--- PROBLEM DESCRIPTION ---
Write the records out again exactly, leaving no images in.

Saved entries:
============

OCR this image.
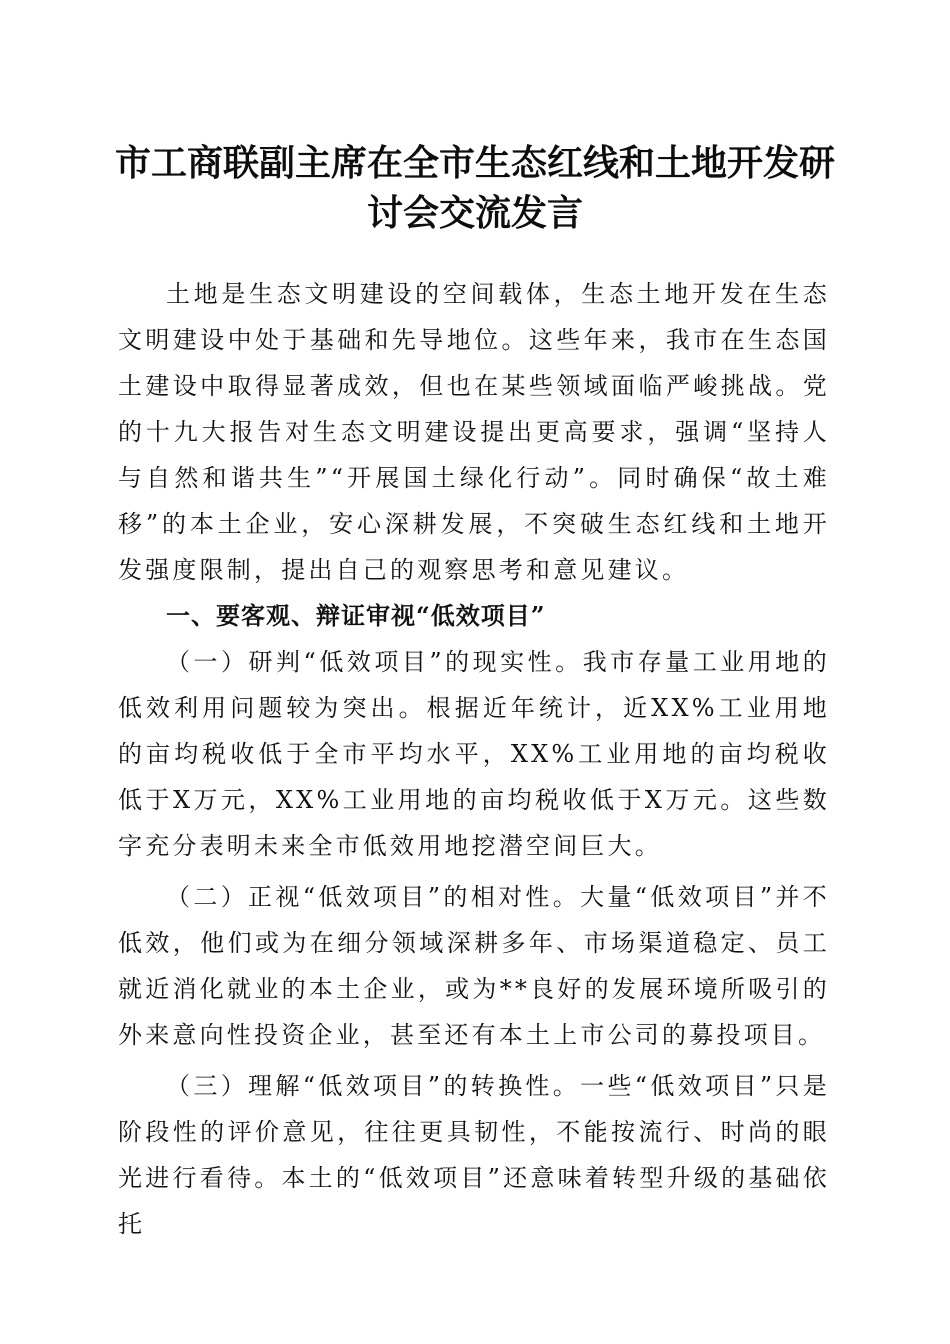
市工商联副主席在全市生态红线和土地开发研讨会交流发言

土地是生态文明建设的空间载体，生态土地开发在生态文明建设中处于基础和先导地位。这些年来，我市在生态国土建设中取得显著成效，但也在某些领域面临严峻挑战。党的十九大报告对生态文明建设提出更高要求，强调“坚持人与自然和谐共生”“开展国土绿化行动”。同时确保“故土难移”的本土企业，安心深耕发展，不突破生态红线和土地开发强度限制，提出自己的观察思考和意见建议。

一、要客观、辩证审视“低效项目”

（一）研判“低效项目”的现实性。我市存量工业用地的低效利用问题较为突出。根据近年统计，近XX%工业用地的亩均税收低于全市平均水平，XX%工业用地的亩均税收低于X万元，XX%工业用地的亩均税收低于X万元。这些数字充分表明未来全市低效用地挖潜空间巨大。

（二）正视“低效项目”的相对性。大量“低效项目”并不低效，他们或为在细分领域深耕多年、市场渠道稳定、员工就近消化就业的本土企业，或为**良好的发展环境所吸引的外来意向性投资企业，甚至还有本土上市公司的募投项目。

（三）理解“低效项目”的转换性。一些“低效项目”只是阶段性的评价意见，往往更具韧性，不能按流行、时尚的眼光进行看待。本土的“低效项目”还意味着转型升级的基础依托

============

--- EXERCISE RESULT ---
OCR this image.
市工商联副主席在全市生态红线和土地开发研讨会交流发言

土地是生态文明建设的空间载体，生态土地开发在生态文明建设中处于基础和先导地位。这些年来，我市在生态国土建设中取得显著成效，但也在某些领域面临严峻挑战。党的十九大报告对生态文明建设提出更高要求，强调“坚持人与自然和谐共生”“开展国土绿化行动”。同时确保“故土难移”的本土企业，安心深耕发展，不突破生态红线和土地开发强度限制，提出自己的观察思考和意见建议。

一、要客观、辩证审视“低效项目”

（一）研判“低效项目”的现实性。我市存量工业用地的低效利用问题较为突出。根据近年统计，近XX%工业用地的亩均税收低于全市平均水平，XX%工业用地的亩均税收低于X万元，XX%工业用地的亩均税收低于X万元。这些数字充分表明未来全市低效用地挖潜空间巨大。

（二）正视“低效项目”的相对性。大量“低效项目”并不低效，他们或为在细分领域深耕多年、市场渠道稳定、员工就近消化就业的本土企业，或为**良好的发展环境所吸引的外来意向性投资企业，甚至还有本土上市公司的募投项目。

（三）理解“低效项目”的转换性。一些“低效项目”只是阶段性的评价意见，往往更具韧性，不能按流行、时尚的眼光进行看待。本土的“低效项目”还意味着转型升级的基础依托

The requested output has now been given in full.